Your task: Every record should be repeated exactly, except that pictures are left out.

— begin Available data —

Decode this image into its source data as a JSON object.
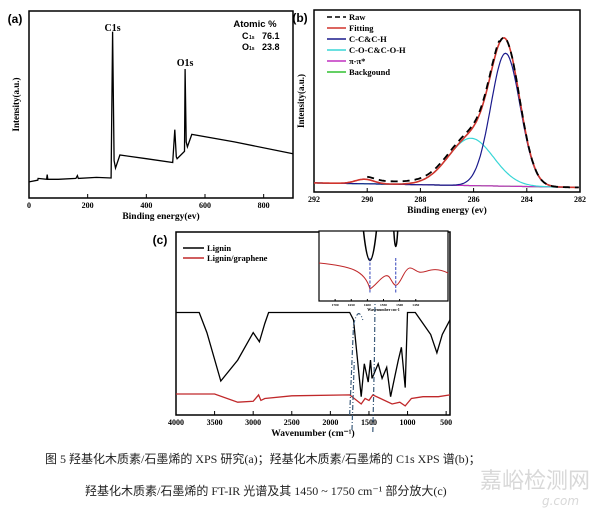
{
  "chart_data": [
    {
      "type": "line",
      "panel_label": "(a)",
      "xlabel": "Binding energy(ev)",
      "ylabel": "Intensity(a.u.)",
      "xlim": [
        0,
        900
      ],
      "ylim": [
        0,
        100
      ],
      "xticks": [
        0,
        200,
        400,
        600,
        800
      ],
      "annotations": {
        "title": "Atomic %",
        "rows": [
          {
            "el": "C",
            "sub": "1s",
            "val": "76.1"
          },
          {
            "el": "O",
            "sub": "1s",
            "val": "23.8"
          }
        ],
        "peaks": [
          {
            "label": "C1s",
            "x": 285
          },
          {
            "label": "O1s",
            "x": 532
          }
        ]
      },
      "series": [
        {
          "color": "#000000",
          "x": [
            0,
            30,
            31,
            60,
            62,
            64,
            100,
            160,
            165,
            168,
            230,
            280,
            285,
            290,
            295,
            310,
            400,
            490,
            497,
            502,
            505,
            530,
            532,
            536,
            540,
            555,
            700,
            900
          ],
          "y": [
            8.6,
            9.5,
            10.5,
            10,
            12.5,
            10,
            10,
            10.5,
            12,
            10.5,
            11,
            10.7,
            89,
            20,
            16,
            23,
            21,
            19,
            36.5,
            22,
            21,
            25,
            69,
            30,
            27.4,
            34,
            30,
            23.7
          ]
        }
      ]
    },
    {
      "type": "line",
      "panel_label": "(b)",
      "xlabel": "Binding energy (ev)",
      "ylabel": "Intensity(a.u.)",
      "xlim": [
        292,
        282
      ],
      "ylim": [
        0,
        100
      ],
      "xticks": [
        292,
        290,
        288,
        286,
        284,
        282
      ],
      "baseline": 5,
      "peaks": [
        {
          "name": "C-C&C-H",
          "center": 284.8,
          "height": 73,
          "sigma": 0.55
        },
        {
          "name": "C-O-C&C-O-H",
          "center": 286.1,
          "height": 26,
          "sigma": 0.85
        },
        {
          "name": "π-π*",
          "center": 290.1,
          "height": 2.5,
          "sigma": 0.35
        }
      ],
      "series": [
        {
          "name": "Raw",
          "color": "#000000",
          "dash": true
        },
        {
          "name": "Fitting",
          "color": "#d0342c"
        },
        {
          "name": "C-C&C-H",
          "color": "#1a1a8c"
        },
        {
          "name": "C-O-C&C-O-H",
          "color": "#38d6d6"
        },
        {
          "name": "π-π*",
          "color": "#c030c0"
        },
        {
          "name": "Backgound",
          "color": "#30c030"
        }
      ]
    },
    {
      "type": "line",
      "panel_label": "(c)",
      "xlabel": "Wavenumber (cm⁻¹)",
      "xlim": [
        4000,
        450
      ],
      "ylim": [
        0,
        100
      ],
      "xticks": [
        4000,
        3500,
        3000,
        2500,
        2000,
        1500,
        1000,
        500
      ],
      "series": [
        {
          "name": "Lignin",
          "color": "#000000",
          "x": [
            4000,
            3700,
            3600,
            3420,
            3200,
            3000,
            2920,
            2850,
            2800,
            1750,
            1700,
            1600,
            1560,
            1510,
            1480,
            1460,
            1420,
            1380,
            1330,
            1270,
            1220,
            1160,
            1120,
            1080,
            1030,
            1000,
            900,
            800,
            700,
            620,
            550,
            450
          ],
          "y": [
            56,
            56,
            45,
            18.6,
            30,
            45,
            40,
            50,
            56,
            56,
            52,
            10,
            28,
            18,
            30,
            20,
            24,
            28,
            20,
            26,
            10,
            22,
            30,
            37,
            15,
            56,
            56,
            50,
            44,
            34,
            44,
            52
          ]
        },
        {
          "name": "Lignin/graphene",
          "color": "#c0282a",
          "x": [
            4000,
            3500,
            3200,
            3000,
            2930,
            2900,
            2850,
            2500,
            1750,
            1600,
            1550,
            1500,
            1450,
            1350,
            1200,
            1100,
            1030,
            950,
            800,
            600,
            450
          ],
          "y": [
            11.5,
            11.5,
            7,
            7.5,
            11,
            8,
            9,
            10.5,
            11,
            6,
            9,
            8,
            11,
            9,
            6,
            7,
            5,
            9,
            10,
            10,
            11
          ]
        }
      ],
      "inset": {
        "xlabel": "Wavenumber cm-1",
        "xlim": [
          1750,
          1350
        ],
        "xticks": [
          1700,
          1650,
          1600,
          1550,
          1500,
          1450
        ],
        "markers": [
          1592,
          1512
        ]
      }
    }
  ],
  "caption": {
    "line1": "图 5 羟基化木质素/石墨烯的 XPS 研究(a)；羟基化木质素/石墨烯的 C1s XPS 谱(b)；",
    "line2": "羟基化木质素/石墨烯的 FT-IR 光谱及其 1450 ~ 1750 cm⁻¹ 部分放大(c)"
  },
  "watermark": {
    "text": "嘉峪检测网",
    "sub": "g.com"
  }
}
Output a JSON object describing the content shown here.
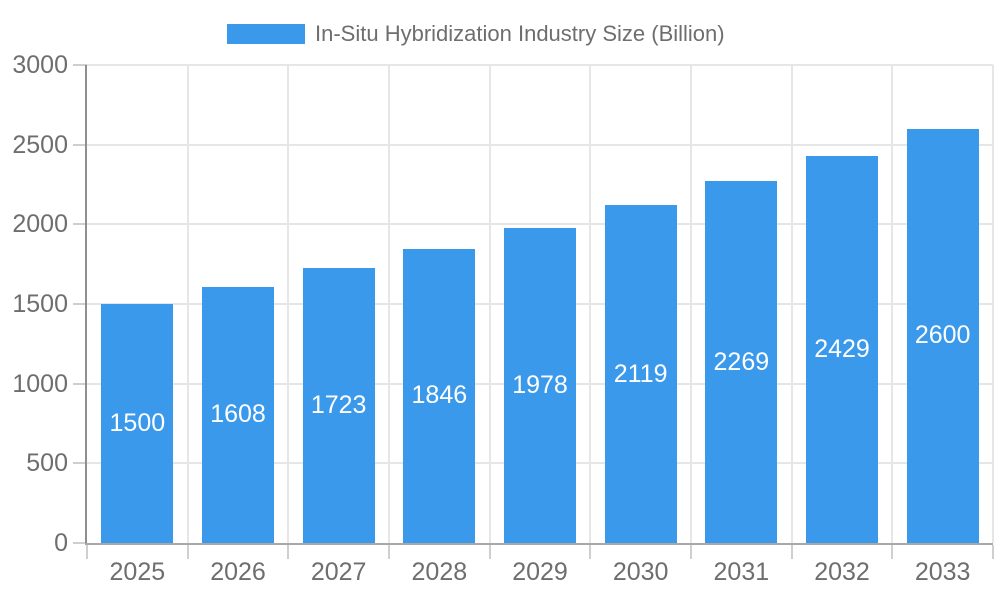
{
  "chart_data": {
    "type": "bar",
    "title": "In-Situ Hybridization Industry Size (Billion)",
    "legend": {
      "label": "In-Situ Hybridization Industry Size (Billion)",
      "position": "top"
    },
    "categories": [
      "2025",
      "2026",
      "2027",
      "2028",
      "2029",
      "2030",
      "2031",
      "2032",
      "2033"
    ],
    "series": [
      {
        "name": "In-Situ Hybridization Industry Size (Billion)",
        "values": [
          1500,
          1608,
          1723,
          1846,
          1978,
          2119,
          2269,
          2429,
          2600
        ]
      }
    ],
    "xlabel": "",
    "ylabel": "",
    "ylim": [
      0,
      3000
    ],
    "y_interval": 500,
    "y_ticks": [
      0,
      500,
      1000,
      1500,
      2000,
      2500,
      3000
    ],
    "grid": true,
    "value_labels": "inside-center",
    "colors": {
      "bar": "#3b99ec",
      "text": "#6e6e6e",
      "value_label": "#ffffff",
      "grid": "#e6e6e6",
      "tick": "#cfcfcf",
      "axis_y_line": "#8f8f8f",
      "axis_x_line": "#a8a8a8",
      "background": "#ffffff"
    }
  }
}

— end Available data —

The reply:
Decode this image into its source data as a JSON object.
{
  "chart_data": [
    {
      "type": "line",
      "panel_label": "(a)",
      "xlabel": "Binding energy(ev)",
      "ylabel": "Intensity(a.u.)",
      "xlim": [
        0,
        900
      ],
      "ylim": [
        0,
        100
      ],
      "xticks": [
        0,
        200,
        400,
        600,
        800
      ],
      "annotations": {
        "title": "Atomic %",
        "rows": [
          {
            "el": "C",
            "sub": "1s",
            "val": "76.1"
          },
          {
            "el": "O",
            "sub": "1s",
            "val": "23.8"
          }
        ],
        "peaks": [
          {
            "label": "C1s",
            "x": 285
          },
          {
            "label": "O1s",
            "x": 532
          }
        ]
      },
      "series": [
        {
          "color": "#000000",
          "x": [
            0,
            30,
            31,
            60,
            62,
            64,
            100,
            160,
            165,
            168,
            230,
            280,
            285,
            290,
            295,
            310,
            400,
            490,
            497,
            502,
            505,
            530,
            532,
            536,
            540,
            555,
            700,
            900
          ],
          "y": [
            8.6,
            9.5,
            10.5,
            10,
            12.5,
            10,
            10,
            10.5,
            12,
            10.5,
            11,
            10.7,
            89,
            20,
            16,
            23,
            21,
            19,
            36.5,
            22,
            21,
            25,
            69,
            30,
            27.4,
            34,
            30,
            23.7
          ]
        }
      ]
    },
    {
      "type": "line",
      "panel_label": "(b)",
      "xlabel": "Binding energy (ev)",
      "ylabel": "Intensity(a.u.)",
      "xlim": [
        292,
        282
      ],
      "ylim": [
        0,
        100
      ],
      "xticks": [
        292,
        290,
        288,
        286,
        284,
        282
      ],
      "baseline": 5,
      "peaks": [
        {
          "name": "C-C&C-H",
          "center": 284.8,
          "height": 73,
          "sigma": 0.55
        },
        {
          "name": "C-O-C&C-O-H",
          "center": 286.1,
          "height": 26,
          "sigma": 0.85
        },
        {
          "name": "π-π*",
          "center": 290.1,
          "height": 2.5,
          "sigma": 0.35
        }
      ],
      "series": [
        {
          "name": "Raw",
          "color": "#000000",
          "dash": true
        },
        {
          "name": "Fitting",
          "color": "#d0342c"
        },
        {
          "name": "C-C&C-H",
          "color": "#1a1a8c"
        },
        {
          "name": "C-O-C&C-O-H",
          "color": "#38d6d6"
        },
        {
          "name": "π-π*",
          "color": "#c030c0"
        },
        {
          "name": "Backgound",
          "color": "#30c030"
        }
      ]
    },
    {
      "type": "line",
      "panel_label": "(c)",
      "xlabel": "Wavenumber (cm⁻¹)",
      "xlim": [
        4000,
        450
      ],
      "ylim": [
        0,
        100
      ],
      "xticks": [
        4000,
        3500,
        3000,
        2500,
        2000,
        1500,
        1000,
        500
      ],
      "series": [
        {
          "name": "Lignin",
          "color": "#000000",
          "x": [
            4000,
            3700,
            3600,
            3420,
            3200,
            3000,
            2920,
            2850,
            2800,
            1750,
            1700,
            1600,
            1560,
            1510,
            1480,
            1460,
            1420,
            1380,
            1330,
            1270,
            1220,
            1160,
            1120,
            1080,
            1030,
            1000,
            900,
            800,
            700,
            620,
            550,
            450
          ],
          "y": [
            56,
            56,
            45,
            18.6,
            30,
            45,
            40,
            50,
            56,
            56,
            52,
            10,
            28,
            18,
            30,
            20,
            24,
            28,
            20,
            26,
            10,
            22,
            30,
            37,
            15,
            56,
            56,
            50,
            44,
            34,
            44,
            52
          ]
        },
        {
          "name": "Lignin/graphene",
          "color": "#c0282a",
          "x": [
            4000,
            3500,
            3200,
            3000,
            2930,
            2900,
            2850,
            2500,
            1750,
            1600,
            1550,
            1500,
            1450,
            1350,
            1200,
            1100,
            1030,
            950,
            800,
            600,
            450
          ],
          "y": [
            11.5,
            11.5,
            7,
            7.5,
            11,
            8,
            9,
            10.5,
            11,
            6,
            9,
            8,
            11,
            9,
            6,
            7,
            5,
            9,
            10,
            10,
            11
          ]
        }
      ],
      "inset": {
        "xlabel": "Wavenumber cm-1",
        "xlim": [
          1750,
          1350
        ],
        "xticks": [
          1700,
          1650,
          1600,
          1550,
          1500,
          1450
        ],
        "markers": [
          1592,
          1512
        ]
      }
    }
  ],
  "caption": {
    "line1": "图 5 羟基化木质素/石墨烯的 XPS 研究(a)；羟基化木质素/石墨烯的 C1s XPS 谱(b)；",
    "line2": "羟基化木质素/石墨烯的 FT-IR 光谱及其 1450 ~ 1750 cm⁻¹ 部分放大(c)"
  },
  "watermark": {
    "text": "嘉峪检测网",
    "sub": "g.com"
  }
}
Output a JSON object describing the content shown here.
{
  "chart_data": {
    "type": "bar",
    "title": "In-Situ Hybridization Industry Size (Billion)",
    "legend": {
      "label": "In-Situ Hybridization Industry Size (Billion)",
      "position": "top"
    },
    "categories": [
      "2025",
      "2026",
      "2027",
      "2028",
      "2029",
      "2030",
      "2031",
      "2032",
      "2033"
    ],
    "series": [
      {
        "name": "In-Situ Hybridization Industry Size (Billion)",
        "values": [
          1500,
          1608,
          1723,
          1846,
          1978,
          2119,
          2269,
          2429,
          2600
        ]
      }
    ],
    "xlabel": "",
    "ylabel": "",
    "ylim": [
      0,
      3000
    ],
    "y_interval": 500,
    "y_ticks": [
      0,
      500,
      1000,
      1500,
      2000,
      2500,
      3000
    ],
    "grid": true,
    "value_labels": "inside-center",
    "colors": {
      "bar": "#3b99ec",
      "text": "#6e6e6e",
      "value_label": "#ffffff",
      "grid": "#e6e6e6",
      "tick": "#cfcfcf",
      "axis_y_line": "#8f8f8f",
      "axis_x_line": "#a8a8a8",
      "background": "#ffffff"
    }
  }
}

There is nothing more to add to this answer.